[Extracted records]
# # # #
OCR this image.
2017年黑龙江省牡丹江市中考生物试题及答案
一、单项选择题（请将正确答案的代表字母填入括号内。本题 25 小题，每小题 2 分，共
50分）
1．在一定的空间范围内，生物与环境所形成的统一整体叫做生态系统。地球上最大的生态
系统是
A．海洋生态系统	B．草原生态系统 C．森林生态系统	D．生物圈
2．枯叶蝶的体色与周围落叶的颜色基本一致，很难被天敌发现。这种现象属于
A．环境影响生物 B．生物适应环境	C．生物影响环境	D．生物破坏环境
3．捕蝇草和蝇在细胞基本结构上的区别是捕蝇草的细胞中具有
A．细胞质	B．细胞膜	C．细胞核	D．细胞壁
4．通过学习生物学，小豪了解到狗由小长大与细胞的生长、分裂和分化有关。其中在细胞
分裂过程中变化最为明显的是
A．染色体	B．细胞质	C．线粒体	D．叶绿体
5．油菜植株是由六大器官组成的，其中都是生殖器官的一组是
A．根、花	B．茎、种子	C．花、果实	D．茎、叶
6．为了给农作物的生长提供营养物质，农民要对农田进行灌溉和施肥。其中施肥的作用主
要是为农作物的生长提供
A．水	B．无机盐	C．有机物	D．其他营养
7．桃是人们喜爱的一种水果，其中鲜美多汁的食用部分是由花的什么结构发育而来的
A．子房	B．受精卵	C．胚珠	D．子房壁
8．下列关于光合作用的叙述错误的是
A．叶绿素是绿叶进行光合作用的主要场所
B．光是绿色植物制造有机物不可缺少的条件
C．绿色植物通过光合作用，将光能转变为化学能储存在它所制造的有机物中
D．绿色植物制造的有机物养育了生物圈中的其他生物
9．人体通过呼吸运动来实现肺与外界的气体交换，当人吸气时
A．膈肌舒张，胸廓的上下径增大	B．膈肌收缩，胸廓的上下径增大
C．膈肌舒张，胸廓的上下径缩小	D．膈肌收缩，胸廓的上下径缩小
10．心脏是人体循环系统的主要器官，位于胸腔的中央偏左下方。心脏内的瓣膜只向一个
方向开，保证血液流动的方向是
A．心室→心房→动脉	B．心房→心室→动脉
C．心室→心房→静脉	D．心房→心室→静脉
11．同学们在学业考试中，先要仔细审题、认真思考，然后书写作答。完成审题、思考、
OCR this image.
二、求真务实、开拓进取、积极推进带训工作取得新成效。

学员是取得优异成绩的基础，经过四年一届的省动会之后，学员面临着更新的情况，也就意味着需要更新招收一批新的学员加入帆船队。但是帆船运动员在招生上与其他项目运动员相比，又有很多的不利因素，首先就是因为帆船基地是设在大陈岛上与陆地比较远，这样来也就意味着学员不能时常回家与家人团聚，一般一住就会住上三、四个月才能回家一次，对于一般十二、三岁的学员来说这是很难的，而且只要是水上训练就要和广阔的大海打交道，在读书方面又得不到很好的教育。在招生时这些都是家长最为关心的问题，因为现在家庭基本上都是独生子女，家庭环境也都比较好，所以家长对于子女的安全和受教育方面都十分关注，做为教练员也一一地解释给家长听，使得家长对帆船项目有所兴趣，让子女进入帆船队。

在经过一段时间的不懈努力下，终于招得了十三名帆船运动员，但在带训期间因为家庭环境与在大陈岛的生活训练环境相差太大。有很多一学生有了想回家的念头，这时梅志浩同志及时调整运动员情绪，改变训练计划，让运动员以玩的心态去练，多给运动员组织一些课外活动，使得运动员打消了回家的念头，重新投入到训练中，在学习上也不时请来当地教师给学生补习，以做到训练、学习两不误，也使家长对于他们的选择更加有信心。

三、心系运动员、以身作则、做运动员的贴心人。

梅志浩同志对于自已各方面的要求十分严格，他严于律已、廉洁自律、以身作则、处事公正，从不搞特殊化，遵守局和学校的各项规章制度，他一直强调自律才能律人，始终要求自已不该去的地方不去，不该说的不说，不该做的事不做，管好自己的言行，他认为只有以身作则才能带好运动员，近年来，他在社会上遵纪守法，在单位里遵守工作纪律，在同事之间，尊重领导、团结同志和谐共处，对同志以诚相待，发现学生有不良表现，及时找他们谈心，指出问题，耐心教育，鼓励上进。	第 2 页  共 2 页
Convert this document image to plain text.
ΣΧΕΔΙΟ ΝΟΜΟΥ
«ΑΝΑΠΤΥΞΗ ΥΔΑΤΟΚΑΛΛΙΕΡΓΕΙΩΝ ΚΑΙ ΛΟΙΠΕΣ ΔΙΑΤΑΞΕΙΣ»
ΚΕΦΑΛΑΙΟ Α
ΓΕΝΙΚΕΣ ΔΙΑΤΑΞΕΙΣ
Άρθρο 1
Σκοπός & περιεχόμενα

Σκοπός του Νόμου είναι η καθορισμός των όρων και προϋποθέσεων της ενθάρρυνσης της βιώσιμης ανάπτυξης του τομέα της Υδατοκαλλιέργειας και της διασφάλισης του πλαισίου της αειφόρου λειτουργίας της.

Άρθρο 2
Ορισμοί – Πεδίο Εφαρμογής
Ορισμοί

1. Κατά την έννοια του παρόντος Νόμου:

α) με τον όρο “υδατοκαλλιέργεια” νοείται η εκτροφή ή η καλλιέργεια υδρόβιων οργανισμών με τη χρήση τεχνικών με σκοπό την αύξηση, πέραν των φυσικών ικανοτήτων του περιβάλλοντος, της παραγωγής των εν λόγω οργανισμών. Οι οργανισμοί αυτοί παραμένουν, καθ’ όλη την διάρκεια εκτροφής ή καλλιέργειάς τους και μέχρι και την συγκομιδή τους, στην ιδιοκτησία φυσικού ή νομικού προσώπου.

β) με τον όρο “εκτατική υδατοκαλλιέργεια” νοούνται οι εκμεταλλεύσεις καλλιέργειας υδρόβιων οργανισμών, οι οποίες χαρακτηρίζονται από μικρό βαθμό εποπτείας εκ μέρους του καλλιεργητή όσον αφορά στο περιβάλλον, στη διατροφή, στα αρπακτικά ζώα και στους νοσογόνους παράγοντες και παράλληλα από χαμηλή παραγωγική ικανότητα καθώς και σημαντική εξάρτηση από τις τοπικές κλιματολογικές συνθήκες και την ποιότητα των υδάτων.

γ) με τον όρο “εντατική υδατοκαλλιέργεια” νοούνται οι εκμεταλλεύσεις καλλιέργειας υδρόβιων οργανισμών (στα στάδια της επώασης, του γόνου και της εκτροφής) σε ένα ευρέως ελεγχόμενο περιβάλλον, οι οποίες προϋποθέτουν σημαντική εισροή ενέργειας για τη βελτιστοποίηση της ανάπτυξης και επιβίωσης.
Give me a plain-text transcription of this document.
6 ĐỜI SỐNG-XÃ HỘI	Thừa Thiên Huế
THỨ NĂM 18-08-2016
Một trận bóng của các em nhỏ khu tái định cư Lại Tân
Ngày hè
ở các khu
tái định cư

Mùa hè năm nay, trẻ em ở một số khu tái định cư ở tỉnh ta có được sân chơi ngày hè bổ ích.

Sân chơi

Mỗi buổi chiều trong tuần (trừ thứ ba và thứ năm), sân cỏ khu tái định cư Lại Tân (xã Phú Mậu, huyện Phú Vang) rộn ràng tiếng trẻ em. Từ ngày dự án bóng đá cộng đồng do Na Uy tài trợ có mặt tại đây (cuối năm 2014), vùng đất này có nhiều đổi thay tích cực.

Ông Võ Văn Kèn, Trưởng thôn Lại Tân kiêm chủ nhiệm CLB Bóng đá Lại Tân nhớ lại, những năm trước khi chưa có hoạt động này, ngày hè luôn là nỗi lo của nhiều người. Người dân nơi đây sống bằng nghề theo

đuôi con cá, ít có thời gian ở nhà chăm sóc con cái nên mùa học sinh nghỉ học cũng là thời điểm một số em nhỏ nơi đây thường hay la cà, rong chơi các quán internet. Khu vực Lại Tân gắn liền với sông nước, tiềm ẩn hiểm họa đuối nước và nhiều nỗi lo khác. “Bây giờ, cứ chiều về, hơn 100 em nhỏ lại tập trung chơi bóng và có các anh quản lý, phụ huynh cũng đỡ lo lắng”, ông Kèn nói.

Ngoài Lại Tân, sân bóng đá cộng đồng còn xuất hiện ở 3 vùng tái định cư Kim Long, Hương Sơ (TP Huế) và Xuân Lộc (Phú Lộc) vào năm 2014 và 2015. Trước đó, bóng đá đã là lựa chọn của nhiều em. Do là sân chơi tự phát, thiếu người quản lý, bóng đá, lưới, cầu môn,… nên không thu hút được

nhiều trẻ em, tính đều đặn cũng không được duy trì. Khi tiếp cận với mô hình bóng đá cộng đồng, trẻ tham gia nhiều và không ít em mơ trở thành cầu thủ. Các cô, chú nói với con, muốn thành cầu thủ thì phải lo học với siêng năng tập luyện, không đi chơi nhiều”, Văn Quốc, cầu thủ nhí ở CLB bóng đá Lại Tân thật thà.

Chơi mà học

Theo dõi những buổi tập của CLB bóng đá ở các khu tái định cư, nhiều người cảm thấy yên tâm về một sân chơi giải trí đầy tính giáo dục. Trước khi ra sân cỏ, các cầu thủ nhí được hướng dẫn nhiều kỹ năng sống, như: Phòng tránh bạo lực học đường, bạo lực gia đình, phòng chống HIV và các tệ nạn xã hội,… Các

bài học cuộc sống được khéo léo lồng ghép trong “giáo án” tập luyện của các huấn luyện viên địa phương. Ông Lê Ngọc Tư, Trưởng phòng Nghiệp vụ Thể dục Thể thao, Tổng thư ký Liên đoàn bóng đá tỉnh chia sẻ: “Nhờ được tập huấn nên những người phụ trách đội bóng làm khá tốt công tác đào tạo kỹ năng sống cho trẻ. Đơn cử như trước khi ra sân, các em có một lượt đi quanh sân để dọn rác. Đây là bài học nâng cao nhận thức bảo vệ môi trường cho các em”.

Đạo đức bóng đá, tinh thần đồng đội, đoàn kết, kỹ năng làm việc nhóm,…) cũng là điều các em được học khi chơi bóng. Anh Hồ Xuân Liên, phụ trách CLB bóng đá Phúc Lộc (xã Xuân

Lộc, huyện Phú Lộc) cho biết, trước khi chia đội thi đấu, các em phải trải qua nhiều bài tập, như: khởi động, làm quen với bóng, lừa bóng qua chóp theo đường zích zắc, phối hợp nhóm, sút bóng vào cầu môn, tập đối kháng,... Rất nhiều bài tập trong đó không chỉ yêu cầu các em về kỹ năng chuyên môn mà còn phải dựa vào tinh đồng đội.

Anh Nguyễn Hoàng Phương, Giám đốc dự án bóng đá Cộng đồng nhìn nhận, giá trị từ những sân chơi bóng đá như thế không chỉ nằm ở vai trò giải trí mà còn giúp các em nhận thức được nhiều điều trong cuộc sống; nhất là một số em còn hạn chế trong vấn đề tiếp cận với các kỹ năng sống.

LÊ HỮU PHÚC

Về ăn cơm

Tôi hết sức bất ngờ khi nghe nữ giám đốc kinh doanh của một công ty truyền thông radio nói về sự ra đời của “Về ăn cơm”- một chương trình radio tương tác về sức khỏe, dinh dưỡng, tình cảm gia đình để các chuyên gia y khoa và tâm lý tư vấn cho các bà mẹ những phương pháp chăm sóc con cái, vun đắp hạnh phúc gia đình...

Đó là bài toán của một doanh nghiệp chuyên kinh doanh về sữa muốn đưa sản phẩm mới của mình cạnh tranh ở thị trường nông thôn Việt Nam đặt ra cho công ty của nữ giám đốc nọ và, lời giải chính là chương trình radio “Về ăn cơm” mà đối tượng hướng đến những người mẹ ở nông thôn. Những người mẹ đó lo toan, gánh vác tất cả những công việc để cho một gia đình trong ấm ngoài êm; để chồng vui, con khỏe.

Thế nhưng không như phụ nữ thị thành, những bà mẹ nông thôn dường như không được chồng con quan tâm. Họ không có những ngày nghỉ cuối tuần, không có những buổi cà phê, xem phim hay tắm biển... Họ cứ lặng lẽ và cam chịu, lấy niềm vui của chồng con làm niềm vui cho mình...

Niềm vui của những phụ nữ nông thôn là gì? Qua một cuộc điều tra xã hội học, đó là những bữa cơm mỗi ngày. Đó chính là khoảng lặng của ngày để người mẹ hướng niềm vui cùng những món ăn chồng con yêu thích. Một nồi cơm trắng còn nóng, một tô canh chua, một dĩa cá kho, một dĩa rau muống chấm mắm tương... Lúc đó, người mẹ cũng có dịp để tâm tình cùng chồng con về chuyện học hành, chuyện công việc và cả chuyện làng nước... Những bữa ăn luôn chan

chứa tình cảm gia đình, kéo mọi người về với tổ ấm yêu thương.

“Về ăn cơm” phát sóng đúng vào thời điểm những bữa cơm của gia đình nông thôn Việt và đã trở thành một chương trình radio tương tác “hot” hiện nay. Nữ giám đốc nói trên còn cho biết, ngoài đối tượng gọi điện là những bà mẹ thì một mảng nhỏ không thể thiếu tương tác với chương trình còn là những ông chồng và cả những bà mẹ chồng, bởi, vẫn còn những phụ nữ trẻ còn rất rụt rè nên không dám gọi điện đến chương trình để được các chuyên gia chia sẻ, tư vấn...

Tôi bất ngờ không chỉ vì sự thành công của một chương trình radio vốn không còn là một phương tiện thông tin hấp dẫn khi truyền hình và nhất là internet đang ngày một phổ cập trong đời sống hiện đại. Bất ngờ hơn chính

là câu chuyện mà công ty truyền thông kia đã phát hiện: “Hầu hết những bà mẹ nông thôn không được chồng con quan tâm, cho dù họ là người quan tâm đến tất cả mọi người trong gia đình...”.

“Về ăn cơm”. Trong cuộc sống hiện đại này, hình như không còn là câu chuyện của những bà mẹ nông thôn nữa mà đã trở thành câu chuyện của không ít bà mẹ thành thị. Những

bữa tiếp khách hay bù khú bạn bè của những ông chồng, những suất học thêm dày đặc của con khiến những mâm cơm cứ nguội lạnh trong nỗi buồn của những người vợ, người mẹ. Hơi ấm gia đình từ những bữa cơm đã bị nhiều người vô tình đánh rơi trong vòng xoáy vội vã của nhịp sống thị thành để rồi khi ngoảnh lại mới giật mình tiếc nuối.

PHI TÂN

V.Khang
# # # #
→ WRITTEN TASK
Look through the material above and pick out each line holding the word "nhóm".

→ RESULT BELOW
Đạo đức bóng đá, tinh thần đồng đội, đoàn kết, kỹ năng làm việc nhóm,…) cũng là điều các em được học khi chơi bóng. Anh Hồ Xuân Liên, phụ trách CLB bóng đá Phúc Lộc (xã Xuân
Lộc, huyện Phú Lộc) cho biết, trước khi chia đội thi đấu, các em phải trải qua nhiều bài tập, như: khởi động, làm quen với bóng, lừa bóng qua chóp theo đường zích zắc, phối hợp nhóm, sút bóng vào cầu môn, tập đối kháng,... Rất nhiều bài tập trong đó không chỉ yêu cầu các em về kỹ năng chuyên môn mà còn phải dựa vào tinh đồng đội.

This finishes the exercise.